◆ ITEMS ◆
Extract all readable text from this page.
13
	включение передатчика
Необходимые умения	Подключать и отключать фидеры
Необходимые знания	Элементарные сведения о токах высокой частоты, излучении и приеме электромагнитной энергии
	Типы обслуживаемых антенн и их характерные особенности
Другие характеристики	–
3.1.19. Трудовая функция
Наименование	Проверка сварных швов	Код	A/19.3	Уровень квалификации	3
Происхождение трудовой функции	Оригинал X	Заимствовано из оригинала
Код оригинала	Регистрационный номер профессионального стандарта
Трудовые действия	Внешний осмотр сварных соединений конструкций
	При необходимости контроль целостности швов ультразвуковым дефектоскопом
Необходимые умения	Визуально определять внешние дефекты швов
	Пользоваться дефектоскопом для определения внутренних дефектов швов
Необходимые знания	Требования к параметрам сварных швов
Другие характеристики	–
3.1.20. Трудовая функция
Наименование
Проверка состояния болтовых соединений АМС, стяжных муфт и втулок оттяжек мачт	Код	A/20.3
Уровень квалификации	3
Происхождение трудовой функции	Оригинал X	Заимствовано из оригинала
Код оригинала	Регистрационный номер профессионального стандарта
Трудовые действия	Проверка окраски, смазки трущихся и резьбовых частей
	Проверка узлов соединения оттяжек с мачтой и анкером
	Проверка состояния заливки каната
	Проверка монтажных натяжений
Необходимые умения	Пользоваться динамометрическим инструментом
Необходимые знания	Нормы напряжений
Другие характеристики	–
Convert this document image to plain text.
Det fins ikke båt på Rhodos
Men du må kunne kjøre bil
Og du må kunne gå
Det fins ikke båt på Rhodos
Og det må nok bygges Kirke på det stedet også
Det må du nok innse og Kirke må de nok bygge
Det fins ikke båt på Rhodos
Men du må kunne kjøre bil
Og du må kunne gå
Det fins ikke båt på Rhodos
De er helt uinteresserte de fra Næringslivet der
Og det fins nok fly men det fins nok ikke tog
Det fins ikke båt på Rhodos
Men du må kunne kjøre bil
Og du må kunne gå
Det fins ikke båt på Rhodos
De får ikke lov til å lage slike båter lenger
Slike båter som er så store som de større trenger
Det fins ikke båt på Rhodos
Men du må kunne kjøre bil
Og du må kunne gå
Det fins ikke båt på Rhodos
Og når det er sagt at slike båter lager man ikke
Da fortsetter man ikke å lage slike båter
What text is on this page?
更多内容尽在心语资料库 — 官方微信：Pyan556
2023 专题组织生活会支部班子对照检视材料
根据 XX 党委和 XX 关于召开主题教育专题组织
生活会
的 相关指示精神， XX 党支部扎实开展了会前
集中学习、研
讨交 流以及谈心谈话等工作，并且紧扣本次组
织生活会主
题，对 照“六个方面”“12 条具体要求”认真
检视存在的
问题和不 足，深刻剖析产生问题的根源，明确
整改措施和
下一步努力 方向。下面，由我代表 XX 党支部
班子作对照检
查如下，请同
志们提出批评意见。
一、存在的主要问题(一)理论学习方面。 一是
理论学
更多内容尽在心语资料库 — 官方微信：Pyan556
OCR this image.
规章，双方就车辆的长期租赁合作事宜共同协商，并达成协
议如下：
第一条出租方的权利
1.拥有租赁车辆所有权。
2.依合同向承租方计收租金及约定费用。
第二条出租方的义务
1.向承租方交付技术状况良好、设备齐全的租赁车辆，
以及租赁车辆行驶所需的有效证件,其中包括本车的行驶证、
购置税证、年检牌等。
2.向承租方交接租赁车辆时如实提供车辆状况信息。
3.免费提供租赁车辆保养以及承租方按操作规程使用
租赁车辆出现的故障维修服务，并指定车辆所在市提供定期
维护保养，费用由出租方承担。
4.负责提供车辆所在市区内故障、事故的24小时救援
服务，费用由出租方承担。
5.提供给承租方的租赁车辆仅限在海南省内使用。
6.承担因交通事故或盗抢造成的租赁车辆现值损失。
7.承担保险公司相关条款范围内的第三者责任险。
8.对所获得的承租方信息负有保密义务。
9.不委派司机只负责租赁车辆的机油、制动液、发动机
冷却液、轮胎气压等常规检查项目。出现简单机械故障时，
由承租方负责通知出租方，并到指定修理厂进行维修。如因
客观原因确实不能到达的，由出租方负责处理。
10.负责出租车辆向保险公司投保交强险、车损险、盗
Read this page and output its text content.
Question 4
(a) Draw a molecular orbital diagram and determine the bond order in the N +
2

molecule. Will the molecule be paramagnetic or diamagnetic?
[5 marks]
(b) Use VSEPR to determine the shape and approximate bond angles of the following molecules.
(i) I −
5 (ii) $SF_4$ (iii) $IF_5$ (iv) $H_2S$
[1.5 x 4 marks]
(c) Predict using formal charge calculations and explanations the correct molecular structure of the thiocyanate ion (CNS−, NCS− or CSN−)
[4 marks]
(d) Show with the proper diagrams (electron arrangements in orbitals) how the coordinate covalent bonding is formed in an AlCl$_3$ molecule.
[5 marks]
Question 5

◆ PROBLEM ◆
From the "Read this page and output its text content." line to the close of the listing, restate each line word for word.

◆ COMPLETE RESPONSE ◆
Read this page and output its text content.
Question 4
(a) Draw a molecular orbital diagram and determine the bond order in the N +
2

molecule. Will the molecule be paramagnetic or diamagnetic?
[5 marks]
(b) Use VSEPR to determine the shape and approximate bond angles of the following molecules.
(i) I −
5 (ii) $SF_4$ (iii) $IF_5$ (iv) $H_2S$
[1.5 x 4 marks]
(c) Predict using formal charge calculations and explanations the correct molecular structure of the thiocyanate ion (CNS−, NCS− or CSN−)
[4 marks]
(d) Show with the proper diagrams (electron arrangements in orbitals) how the coordinate covalent bonding is formed in an AlCl$_3$ molecule.
[5 marks]
Question 5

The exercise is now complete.